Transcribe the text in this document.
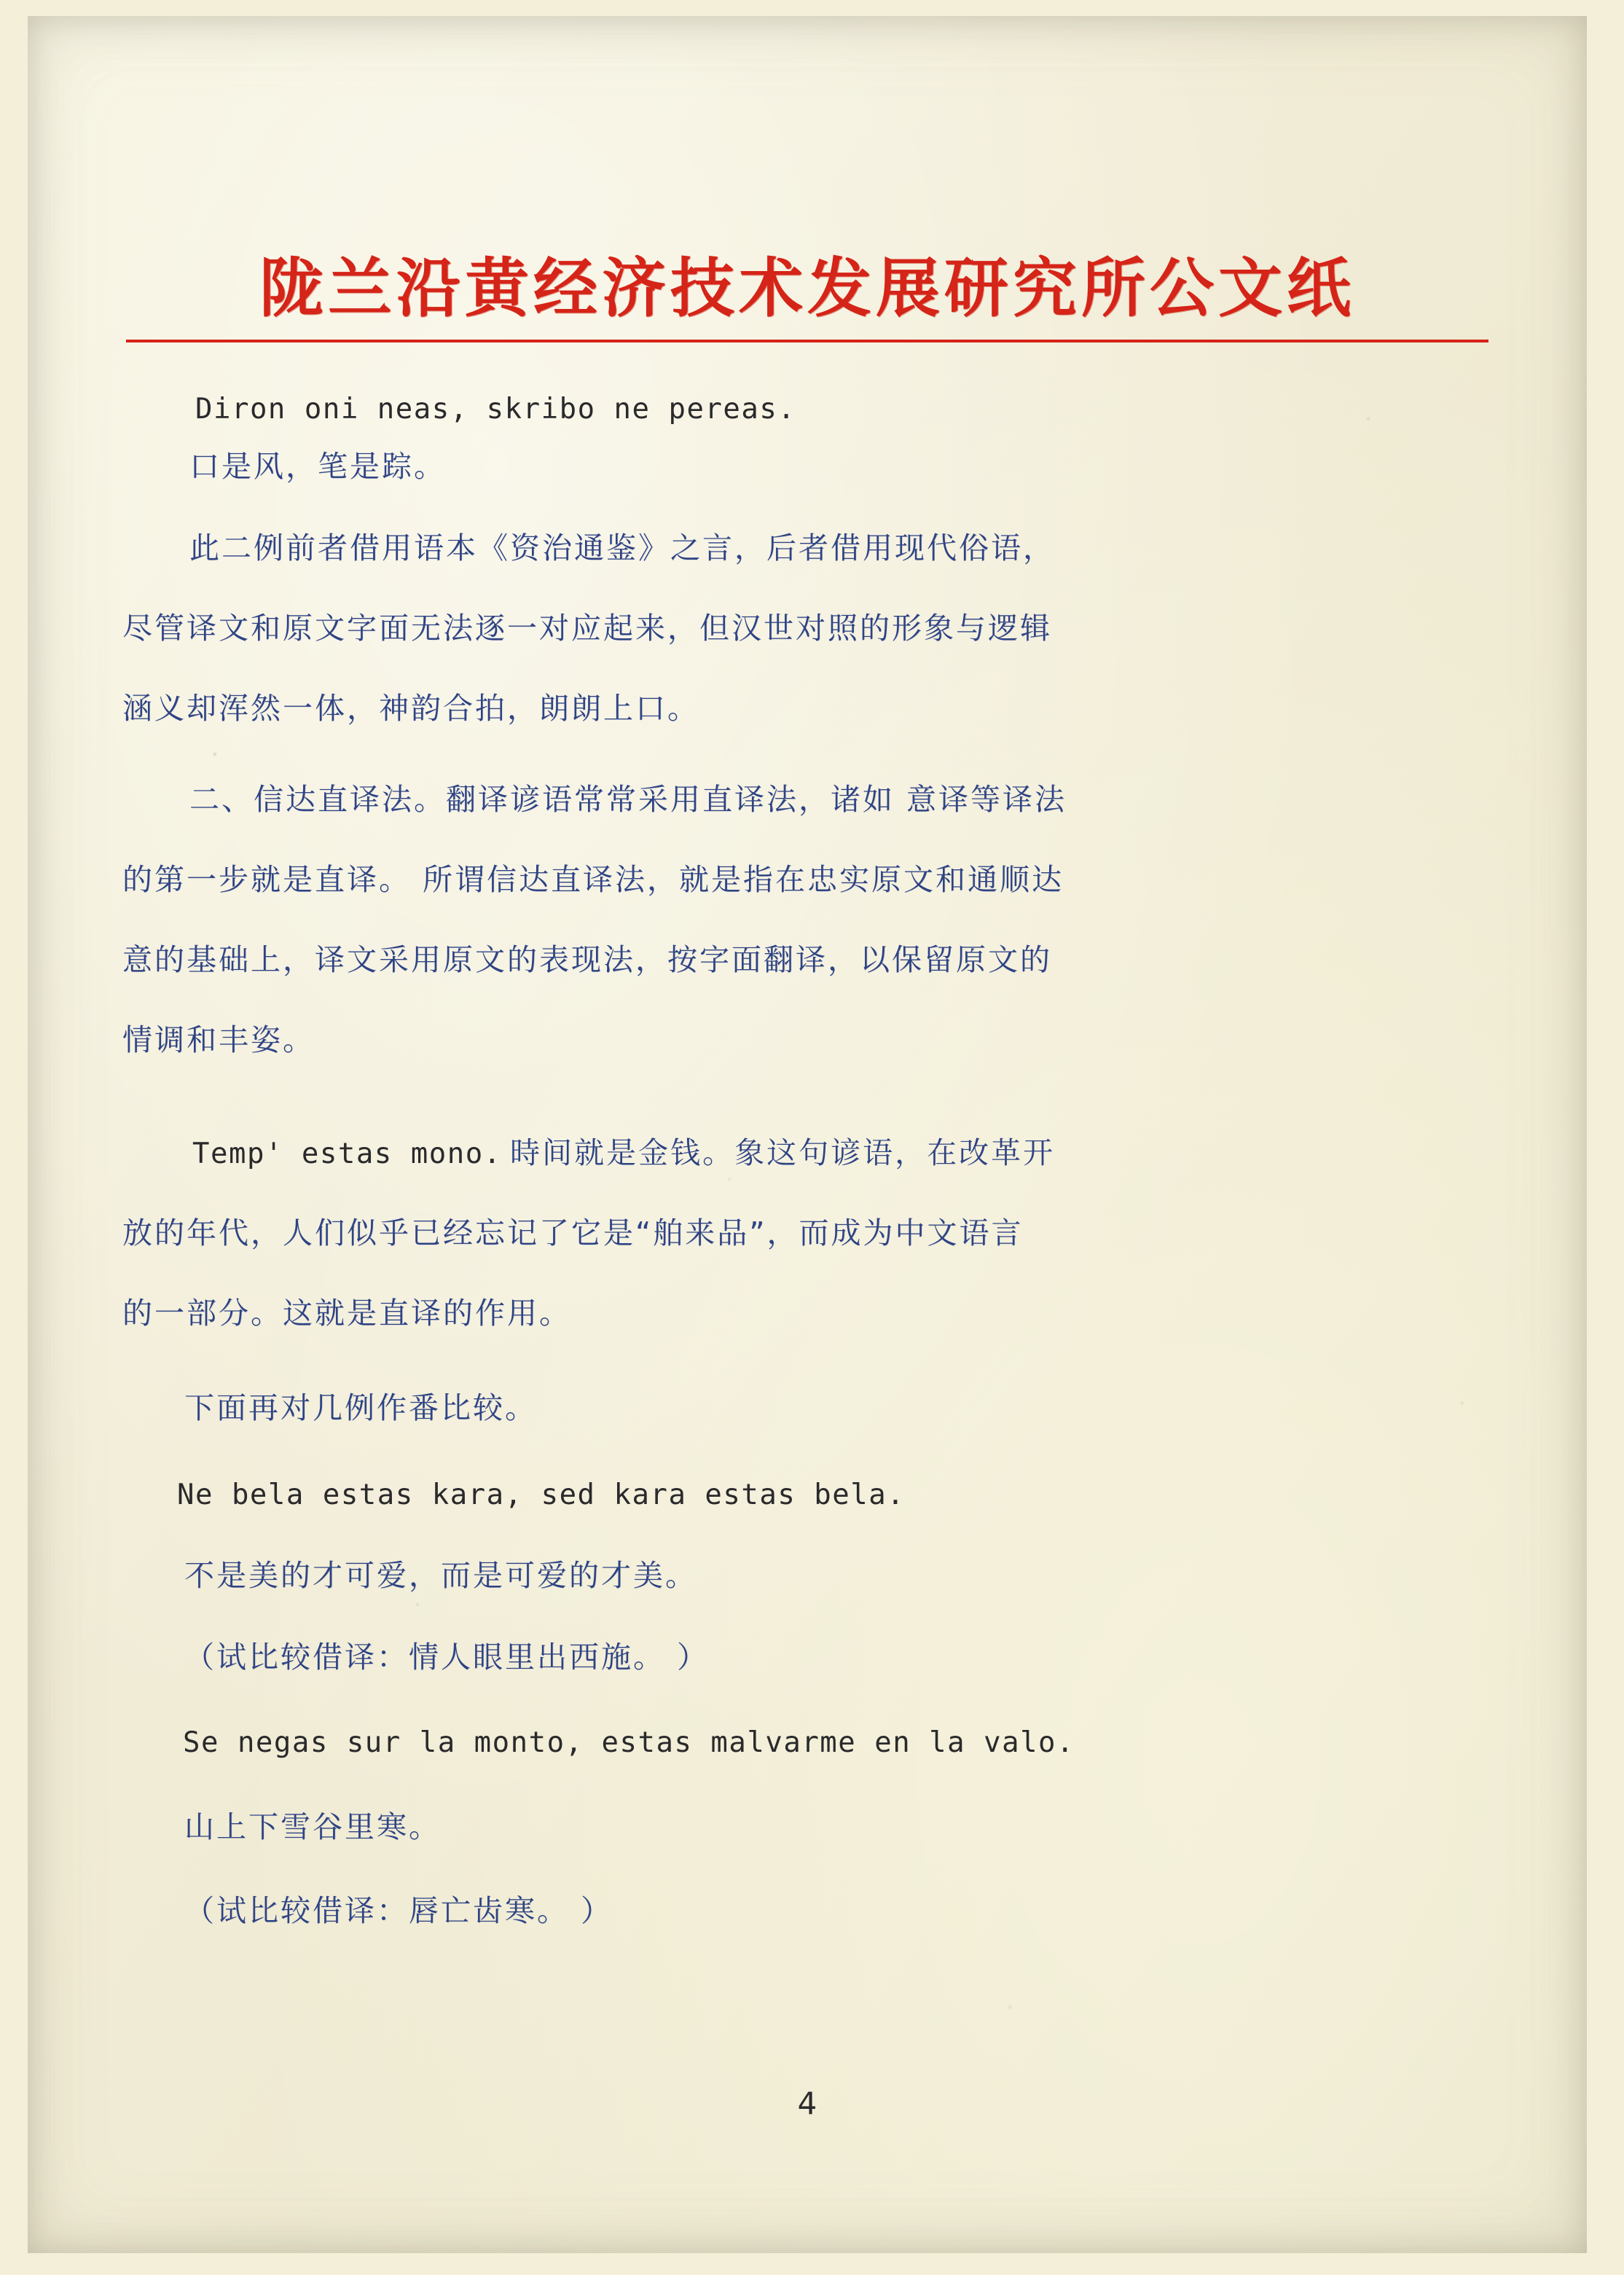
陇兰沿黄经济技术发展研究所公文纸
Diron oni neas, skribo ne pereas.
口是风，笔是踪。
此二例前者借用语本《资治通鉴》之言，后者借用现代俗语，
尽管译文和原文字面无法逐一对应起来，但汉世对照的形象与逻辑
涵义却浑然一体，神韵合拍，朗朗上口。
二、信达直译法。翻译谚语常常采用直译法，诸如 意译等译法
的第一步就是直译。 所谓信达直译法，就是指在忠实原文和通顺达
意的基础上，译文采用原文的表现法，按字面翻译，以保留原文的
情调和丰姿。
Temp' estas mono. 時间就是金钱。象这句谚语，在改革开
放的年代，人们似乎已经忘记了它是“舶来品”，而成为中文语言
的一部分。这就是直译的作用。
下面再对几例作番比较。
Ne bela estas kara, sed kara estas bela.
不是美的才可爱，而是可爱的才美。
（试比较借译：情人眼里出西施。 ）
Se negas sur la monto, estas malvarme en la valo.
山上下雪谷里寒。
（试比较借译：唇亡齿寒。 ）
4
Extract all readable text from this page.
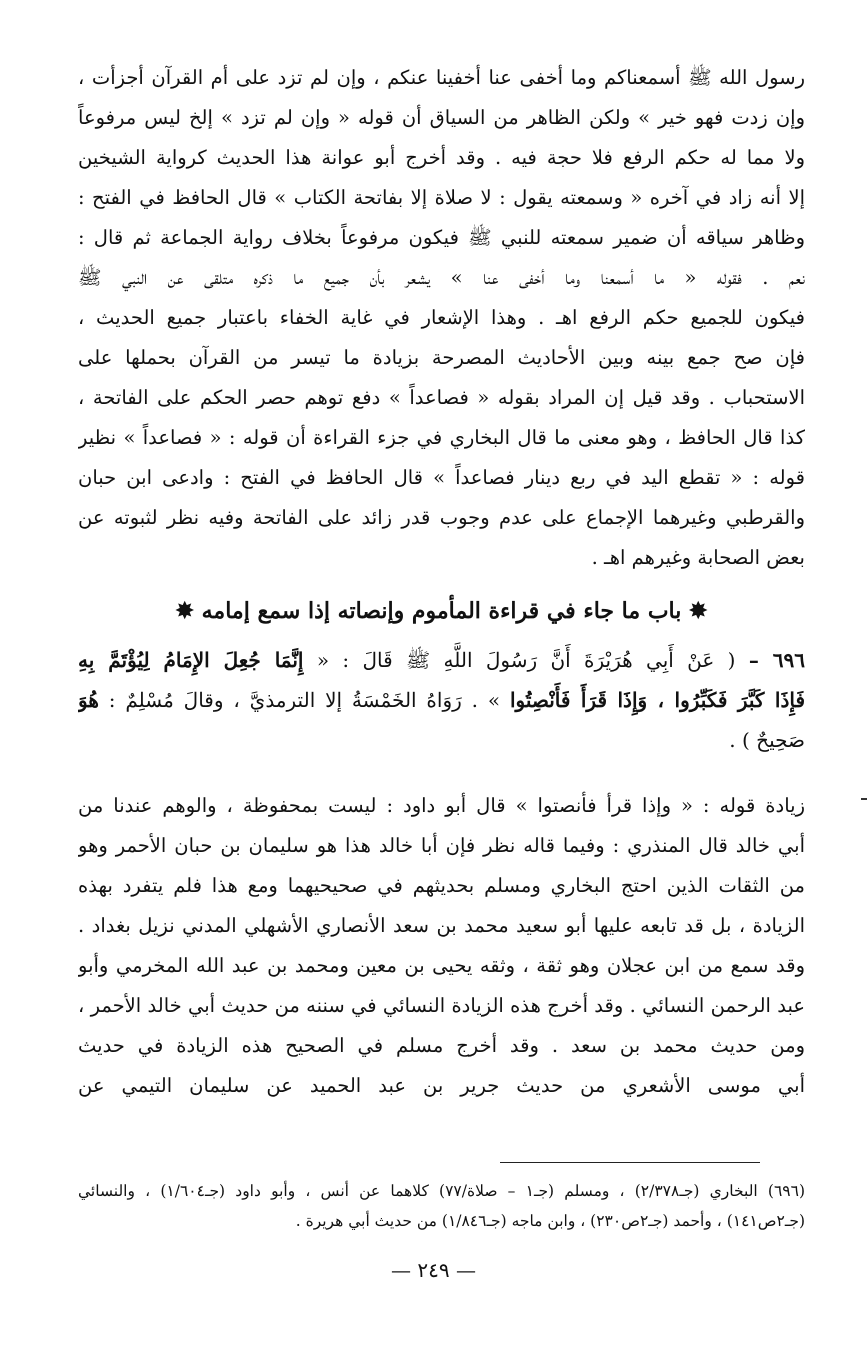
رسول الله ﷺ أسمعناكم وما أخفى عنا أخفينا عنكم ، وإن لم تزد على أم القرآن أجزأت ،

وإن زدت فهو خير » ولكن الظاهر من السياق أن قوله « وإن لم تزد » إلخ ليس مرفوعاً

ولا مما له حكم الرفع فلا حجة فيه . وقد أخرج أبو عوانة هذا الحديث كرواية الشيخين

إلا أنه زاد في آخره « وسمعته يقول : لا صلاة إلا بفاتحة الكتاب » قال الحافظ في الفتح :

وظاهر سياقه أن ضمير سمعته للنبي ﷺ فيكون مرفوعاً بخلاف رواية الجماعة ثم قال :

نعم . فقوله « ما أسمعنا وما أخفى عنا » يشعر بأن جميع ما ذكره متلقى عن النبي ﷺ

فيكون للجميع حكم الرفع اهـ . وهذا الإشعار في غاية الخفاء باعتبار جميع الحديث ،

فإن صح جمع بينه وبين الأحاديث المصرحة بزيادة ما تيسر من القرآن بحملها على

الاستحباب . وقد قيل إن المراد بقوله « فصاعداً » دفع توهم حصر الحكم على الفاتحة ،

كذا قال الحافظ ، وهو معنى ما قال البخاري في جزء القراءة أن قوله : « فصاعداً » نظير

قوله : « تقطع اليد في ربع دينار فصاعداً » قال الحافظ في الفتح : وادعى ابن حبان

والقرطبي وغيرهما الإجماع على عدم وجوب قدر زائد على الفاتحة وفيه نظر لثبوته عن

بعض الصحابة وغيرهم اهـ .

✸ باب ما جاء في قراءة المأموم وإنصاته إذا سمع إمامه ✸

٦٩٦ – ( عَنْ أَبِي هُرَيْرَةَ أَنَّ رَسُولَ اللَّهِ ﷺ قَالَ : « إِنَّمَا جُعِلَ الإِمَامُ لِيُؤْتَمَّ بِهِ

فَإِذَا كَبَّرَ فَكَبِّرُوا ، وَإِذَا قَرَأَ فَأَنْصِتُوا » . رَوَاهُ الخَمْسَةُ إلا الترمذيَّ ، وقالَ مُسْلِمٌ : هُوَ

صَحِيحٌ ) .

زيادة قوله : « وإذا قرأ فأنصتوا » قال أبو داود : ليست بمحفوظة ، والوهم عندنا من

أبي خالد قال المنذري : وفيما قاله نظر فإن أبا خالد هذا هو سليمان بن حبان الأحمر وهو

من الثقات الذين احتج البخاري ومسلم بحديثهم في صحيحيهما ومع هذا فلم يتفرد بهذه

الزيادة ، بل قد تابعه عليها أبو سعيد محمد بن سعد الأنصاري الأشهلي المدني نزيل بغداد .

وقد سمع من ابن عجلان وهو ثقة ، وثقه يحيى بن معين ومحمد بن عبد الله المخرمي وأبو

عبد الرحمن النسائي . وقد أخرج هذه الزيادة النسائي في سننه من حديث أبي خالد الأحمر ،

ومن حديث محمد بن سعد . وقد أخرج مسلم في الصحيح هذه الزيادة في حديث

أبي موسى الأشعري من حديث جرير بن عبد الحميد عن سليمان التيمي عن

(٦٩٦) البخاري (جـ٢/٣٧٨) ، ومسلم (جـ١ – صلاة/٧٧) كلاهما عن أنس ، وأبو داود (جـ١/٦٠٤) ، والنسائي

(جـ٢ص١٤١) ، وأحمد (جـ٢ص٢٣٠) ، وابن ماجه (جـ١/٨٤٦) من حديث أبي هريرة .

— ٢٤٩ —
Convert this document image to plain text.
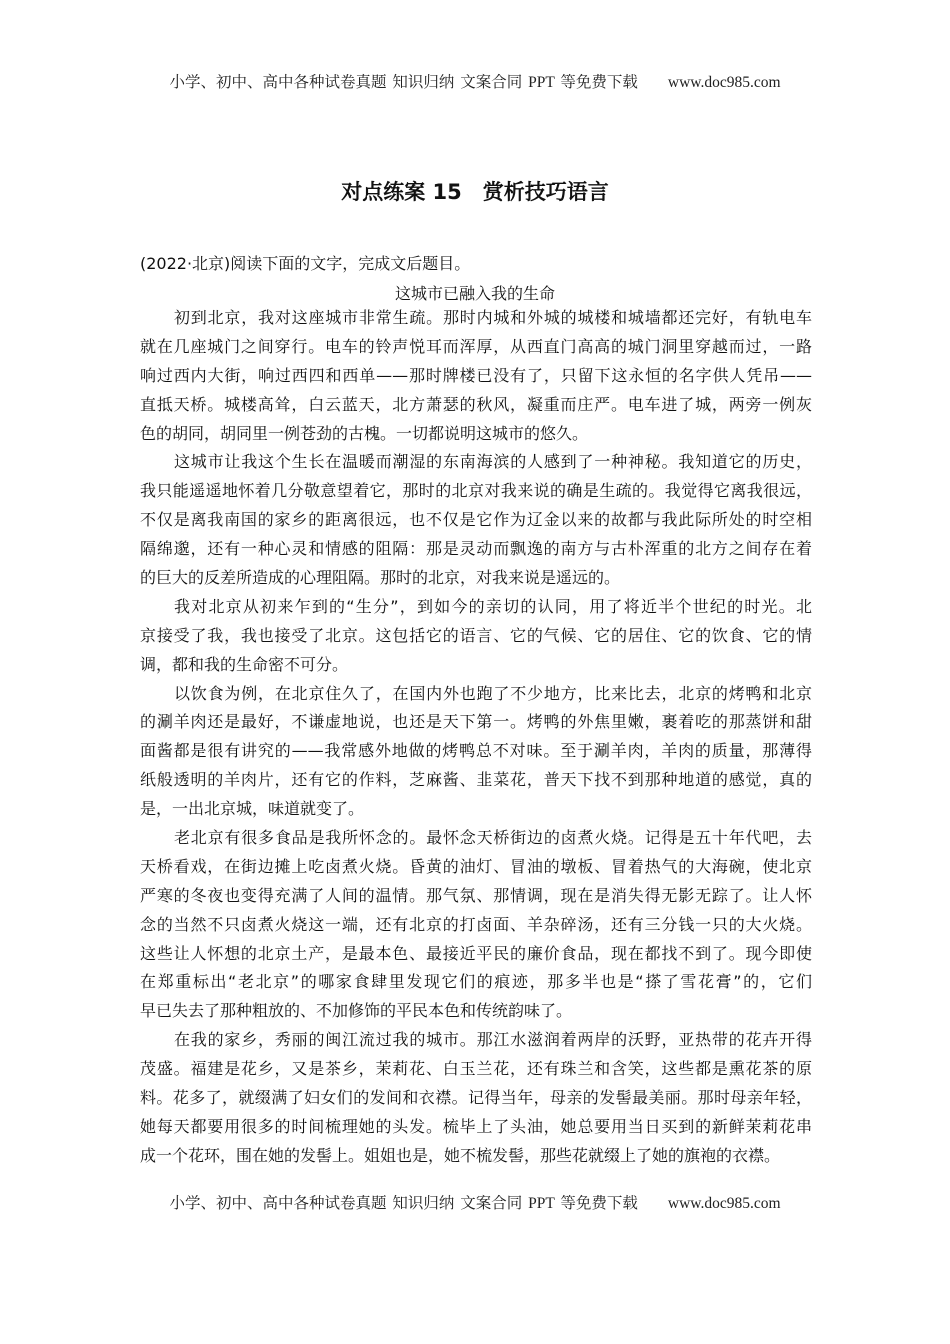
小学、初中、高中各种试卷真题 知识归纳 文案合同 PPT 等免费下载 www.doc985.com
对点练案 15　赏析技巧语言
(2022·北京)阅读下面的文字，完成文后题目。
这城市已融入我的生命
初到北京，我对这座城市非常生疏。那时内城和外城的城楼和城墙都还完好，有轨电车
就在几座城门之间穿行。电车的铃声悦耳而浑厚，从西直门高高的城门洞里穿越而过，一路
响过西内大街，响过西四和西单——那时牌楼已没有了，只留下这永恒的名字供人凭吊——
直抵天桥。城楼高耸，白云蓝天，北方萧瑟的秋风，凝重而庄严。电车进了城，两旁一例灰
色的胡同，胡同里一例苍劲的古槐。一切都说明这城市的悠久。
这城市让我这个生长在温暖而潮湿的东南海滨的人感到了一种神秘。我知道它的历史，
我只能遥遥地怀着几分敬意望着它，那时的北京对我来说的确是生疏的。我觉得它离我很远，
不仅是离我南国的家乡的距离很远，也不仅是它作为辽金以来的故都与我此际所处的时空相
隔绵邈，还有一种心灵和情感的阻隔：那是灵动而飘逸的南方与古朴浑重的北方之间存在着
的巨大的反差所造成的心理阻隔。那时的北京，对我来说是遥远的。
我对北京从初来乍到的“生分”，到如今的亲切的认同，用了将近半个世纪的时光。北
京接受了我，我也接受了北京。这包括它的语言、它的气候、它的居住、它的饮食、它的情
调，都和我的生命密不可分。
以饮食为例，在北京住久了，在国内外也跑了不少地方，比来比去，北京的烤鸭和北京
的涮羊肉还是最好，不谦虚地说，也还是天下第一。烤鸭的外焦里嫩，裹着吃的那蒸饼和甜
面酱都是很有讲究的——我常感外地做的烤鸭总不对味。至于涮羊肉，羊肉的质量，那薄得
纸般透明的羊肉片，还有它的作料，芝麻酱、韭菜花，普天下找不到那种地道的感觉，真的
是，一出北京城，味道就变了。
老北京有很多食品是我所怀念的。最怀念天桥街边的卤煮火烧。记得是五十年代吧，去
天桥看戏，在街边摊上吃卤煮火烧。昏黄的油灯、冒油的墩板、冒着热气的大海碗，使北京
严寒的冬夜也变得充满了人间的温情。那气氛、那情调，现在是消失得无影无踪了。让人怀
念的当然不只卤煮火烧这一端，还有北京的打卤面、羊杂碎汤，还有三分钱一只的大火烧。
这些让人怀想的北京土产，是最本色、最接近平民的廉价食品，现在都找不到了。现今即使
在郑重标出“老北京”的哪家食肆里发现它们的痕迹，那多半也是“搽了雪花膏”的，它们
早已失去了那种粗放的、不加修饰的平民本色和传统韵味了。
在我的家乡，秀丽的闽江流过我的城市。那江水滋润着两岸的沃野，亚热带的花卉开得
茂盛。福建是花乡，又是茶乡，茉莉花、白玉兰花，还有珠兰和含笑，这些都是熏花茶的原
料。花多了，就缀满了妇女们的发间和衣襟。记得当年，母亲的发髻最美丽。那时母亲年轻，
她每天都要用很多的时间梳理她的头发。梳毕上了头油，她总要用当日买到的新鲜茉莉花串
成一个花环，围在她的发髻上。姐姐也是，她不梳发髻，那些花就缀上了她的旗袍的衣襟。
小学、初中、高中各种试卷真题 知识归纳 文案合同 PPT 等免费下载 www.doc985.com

-- Written task --
Identify the lines that hold the word "document". Copy every one of them.

-- Exercise response --
Transcribe the text in this document.
Convert this document image to plain text.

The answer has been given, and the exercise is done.